__Task__
Within the records below, find each line that holds the string "market", then copy it.

[Records about charts and figures]

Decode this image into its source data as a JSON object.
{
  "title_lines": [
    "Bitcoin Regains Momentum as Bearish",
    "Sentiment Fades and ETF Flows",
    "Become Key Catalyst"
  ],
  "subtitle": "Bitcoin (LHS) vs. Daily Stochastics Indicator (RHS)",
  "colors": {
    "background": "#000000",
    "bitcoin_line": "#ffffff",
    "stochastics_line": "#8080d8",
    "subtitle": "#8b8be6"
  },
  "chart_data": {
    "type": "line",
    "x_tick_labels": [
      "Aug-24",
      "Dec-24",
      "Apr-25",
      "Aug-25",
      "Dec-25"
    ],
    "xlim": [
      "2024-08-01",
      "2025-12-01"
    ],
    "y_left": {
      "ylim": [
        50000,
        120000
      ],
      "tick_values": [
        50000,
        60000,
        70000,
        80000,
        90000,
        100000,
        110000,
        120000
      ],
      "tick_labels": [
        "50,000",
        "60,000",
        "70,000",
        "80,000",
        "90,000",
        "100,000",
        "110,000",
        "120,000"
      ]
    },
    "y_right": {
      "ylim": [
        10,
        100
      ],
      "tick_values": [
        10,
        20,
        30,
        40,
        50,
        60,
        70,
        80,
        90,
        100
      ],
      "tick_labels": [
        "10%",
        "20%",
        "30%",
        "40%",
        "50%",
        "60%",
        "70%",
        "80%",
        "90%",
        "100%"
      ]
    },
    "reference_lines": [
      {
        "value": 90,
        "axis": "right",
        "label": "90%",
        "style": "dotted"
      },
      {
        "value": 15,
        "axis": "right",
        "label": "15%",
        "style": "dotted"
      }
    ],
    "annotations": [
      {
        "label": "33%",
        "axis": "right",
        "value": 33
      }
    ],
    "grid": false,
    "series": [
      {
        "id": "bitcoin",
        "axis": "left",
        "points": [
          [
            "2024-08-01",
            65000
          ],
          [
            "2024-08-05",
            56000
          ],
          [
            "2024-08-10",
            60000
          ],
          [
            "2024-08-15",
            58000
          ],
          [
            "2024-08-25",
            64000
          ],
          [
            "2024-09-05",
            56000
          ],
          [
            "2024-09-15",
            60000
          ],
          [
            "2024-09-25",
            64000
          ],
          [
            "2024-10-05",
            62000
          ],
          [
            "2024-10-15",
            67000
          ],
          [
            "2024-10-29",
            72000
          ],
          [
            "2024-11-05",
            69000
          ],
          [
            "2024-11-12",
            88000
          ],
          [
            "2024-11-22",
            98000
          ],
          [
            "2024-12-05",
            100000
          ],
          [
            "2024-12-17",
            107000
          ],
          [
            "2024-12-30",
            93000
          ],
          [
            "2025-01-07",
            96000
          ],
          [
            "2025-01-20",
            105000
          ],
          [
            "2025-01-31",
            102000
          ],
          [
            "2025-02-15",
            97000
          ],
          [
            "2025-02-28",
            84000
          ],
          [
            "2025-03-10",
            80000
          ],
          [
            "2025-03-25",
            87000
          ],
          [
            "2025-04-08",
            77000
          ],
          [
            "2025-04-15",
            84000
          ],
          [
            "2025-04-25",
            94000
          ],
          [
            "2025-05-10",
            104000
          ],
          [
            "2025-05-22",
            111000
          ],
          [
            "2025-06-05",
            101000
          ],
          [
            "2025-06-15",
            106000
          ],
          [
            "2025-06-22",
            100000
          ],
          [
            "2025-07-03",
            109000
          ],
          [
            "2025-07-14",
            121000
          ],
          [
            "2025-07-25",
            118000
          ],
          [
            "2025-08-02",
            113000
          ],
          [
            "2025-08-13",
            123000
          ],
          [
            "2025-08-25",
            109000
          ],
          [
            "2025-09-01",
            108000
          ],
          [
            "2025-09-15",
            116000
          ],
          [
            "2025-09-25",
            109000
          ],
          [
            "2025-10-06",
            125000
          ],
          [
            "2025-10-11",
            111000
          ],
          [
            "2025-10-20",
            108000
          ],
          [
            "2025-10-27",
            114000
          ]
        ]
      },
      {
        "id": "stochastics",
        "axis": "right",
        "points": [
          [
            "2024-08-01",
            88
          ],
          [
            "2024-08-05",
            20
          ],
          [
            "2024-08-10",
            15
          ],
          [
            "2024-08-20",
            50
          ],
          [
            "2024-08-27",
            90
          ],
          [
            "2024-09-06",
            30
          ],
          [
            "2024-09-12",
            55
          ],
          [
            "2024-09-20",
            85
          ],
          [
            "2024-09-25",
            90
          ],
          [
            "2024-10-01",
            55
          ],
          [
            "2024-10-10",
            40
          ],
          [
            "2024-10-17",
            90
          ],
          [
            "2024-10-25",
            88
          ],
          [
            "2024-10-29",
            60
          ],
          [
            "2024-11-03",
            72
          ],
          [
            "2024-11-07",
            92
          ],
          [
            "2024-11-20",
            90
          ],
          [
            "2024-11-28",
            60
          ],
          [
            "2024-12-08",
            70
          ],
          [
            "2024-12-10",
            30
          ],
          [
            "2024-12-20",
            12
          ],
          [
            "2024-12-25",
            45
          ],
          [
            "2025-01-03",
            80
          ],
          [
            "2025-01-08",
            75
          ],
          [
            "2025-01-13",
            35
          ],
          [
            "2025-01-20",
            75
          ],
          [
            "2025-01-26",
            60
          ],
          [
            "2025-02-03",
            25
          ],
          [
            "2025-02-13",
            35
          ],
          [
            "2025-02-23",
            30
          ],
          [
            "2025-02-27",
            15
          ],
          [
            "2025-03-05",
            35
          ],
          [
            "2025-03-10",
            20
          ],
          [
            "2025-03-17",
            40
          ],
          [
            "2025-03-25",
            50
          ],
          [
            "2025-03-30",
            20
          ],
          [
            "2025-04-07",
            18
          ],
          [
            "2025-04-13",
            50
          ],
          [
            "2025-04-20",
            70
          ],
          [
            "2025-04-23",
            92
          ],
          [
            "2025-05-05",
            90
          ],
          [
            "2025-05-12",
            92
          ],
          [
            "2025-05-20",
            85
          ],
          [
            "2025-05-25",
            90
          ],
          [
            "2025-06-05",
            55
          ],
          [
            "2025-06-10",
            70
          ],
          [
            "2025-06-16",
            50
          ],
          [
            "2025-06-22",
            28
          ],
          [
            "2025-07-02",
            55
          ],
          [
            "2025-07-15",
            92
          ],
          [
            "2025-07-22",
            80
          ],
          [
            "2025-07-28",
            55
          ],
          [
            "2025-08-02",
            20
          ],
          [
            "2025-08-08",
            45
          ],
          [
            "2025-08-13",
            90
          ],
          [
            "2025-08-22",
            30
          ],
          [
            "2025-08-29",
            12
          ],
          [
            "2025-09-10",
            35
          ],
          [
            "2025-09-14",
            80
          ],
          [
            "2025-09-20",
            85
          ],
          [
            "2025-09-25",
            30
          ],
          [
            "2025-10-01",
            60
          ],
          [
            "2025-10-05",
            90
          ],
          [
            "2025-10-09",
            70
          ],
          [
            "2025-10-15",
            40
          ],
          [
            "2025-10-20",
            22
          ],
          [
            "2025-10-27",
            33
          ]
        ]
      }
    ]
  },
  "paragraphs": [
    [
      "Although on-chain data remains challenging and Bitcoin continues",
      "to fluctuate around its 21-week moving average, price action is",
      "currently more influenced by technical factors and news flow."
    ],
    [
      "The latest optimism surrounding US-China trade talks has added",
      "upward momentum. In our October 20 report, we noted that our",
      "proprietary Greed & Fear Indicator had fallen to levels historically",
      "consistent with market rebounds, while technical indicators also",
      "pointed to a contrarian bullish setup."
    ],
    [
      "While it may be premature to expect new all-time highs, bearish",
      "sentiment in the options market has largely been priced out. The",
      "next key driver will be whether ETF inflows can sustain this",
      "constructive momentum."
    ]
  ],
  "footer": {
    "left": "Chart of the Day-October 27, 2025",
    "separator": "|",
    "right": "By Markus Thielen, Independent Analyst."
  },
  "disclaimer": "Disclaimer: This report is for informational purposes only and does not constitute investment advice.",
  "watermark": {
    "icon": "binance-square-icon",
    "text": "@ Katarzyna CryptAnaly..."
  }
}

__Response below__
      "consistent with market rebounds, while technical indicators also",
      "sentiment in the options market has largely been priced out. The",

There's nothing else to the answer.